WHAT TO WORK ON – Would you copy only the lines below, beginning with the one that contains "What does this" and running through the last entry line?

THE INPUT –

——————————

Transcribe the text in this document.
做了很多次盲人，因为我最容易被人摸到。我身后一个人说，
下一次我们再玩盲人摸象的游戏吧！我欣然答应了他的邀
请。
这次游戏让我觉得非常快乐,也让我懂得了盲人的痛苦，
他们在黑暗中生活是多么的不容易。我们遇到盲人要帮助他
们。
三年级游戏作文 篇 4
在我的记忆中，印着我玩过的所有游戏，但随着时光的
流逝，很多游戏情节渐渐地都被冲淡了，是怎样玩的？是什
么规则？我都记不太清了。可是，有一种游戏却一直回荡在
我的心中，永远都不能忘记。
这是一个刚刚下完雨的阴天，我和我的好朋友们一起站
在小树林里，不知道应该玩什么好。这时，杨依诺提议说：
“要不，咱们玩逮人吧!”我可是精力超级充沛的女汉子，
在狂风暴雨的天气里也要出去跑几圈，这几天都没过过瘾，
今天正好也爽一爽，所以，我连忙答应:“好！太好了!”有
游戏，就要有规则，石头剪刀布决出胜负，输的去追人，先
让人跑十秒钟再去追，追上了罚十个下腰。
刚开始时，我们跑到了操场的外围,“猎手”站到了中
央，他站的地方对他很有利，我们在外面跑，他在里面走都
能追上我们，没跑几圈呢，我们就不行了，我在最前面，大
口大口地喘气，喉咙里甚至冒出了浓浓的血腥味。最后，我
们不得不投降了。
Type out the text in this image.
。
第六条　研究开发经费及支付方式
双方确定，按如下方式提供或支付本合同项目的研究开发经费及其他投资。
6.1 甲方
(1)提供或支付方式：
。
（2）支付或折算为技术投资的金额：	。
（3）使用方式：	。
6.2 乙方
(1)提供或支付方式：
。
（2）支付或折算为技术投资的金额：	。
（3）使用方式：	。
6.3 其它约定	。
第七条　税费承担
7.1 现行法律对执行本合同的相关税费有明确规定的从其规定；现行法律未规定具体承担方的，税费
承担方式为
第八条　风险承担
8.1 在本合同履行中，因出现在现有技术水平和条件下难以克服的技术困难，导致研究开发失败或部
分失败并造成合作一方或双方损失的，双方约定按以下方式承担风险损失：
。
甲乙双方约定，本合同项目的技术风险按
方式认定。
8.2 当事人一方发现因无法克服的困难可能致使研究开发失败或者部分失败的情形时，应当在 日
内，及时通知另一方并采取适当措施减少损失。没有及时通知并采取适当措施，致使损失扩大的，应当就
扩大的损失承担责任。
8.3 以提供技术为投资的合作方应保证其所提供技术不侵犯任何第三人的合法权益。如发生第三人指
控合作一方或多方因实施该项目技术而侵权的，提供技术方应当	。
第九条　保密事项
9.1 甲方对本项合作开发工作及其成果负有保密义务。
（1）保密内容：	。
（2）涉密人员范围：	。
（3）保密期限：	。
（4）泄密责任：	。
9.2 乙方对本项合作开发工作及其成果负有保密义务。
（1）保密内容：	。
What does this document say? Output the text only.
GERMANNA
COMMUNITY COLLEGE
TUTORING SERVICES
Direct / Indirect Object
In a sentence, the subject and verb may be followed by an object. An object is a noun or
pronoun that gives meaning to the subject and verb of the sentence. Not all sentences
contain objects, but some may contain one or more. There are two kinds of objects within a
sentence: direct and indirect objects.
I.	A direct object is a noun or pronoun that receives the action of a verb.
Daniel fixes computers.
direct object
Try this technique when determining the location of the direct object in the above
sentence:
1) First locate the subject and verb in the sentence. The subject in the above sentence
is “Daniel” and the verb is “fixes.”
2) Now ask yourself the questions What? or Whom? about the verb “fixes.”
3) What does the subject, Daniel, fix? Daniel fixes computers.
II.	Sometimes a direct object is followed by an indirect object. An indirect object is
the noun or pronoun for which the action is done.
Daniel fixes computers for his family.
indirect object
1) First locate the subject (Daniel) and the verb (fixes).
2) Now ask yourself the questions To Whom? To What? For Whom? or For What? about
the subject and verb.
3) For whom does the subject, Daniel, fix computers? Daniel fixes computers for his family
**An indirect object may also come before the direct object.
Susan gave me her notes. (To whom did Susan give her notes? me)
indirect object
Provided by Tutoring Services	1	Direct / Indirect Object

——————————

EXERCISE OUTPUT –
What does this document say? Output the text only.
GERMANNA
COMMUNITY COLLEGE
TUTORING SERVICES
Direct / Indirect Object
In a sentence, the subject and verb may be followed by an object. An object is a noun or
pronoun that gives meaning to the subject and verb of the sentence. Not all sentences
contain objects, but some may contain one or more. There are two kinds of objects within a
sentence: direct and indirect objects.
I.	A direct object is a noun or pronoun that receives the action of a verb.
Daniel fixes computers.
direct object
Try this technique when determining the location of the direct object in the above
sentence:
1) First locate the subject and verb in the sentence. The subject in the above sentence
is “Daniel” and the verb is “fixes.”
2) Now ask yourself the questions What? or Whom? about the verb “fixes.”
3) What does the subject, Daniel, fix? Daniel fixes computers.
II.	Sometimes a direct object is followed by an indirect object. An indirect object is
the noun or pronoun for which the action is done.
Daniel fixes computers for his family.
indirect object
1) First locate the subject (Daniel) and the verb (fixes).
2) Now ask yourself the questions To Whom? To What? For Whom? or For What? about
the subject and verb.
3) For whom does the subject, Daniel, fix computers? Daniel fixes computers for his family
**An indirect object may also come before the direct object.
Susan gave me her notes. (To whom did Susan give her notes? me)
indirect object
Provided by Tutoring Services	1	Direct / Indirect Object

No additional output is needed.